■ **Provided material**:
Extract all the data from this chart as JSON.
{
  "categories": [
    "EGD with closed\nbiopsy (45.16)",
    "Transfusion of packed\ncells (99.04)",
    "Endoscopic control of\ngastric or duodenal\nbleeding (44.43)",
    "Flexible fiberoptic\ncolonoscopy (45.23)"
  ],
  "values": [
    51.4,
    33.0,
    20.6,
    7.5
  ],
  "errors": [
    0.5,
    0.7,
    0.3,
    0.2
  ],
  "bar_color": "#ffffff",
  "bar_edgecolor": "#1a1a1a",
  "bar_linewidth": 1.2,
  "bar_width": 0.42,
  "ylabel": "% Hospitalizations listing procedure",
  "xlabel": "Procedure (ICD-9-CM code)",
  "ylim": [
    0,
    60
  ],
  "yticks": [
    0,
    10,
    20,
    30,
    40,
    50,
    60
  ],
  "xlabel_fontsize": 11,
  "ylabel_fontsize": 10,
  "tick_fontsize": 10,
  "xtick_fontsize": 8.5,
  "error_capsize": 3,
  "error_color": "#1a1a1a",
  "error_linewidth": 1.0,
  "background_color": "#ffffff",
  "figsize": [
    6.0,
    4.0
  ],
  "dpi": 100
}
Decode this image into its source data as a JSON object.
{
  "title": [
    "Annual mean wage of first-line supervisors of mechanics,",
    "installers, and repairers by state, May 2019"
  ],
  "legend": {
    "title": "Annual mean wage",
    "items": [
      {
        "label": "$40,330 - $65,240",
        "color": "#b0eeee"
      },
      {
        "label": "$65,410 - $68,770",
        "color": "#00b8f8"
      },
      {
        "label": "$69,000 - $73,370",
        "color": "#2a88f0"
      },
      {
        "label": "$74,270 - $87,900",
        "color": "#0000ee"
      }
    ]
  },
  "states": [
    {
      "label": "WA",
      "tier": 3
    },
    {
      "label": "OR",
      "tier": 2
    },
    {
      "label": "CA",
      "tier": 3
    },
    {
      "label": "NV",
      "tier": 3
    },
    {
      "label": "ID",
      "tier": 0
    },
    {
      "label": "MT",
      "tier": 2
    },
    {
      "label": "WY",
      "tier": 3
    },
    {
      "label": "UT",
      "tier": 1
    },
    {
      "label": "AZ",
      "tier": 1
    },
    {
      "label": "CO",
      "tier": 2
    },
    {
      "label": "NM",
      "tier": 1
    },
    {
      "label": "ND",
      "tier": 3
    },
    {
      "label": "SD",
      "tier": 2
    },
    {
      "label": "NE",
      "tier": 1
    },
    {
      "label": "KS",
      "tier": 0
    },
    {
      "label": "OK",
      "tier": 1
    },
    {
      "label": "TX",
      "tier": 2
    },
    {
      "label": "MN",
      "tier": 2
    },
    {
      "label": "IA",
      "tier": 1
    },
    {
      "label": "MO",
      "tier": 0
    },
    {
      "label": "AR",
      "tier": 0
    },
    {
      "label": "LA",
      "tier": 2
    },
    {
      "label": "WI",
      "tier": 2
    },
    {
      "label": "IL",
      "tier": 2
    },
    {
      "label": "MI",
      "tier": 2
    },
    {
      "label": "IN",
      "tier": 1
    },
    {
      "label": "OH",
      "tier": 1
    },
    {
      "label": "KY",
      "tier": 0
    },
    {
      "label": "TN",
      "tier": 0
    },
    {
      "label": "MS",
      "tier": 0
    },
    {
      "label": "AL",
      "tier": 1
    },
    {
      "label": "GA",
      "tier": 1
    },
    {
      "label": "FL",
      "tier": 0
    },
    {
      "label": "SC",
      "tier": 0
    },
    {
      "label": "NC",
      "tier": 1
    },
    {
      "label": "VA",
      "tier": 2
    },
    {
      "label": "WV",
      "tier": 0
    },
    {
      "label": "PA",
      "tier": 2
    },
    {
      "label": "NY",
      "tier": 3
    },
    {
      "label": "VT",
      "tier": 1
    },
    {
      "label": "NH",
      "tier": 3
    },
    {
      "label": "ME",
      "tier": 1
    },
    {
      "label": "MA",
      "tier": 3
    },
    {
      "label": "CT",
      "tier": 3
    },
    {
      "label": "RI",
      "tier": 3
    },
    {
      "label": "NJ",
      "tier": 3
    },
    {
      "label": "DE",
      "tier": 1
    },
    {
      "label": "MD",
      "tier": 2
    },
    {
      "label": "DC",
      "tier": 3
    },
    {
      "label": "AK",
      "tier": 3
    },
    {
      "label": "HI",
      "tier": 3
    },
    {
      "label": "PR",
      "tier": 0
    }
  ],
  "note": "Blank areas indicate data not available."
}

■ **Stated task**: State the count of lines holding the string "mean" in the listing above, and nothing else.

■ **Final result**: 2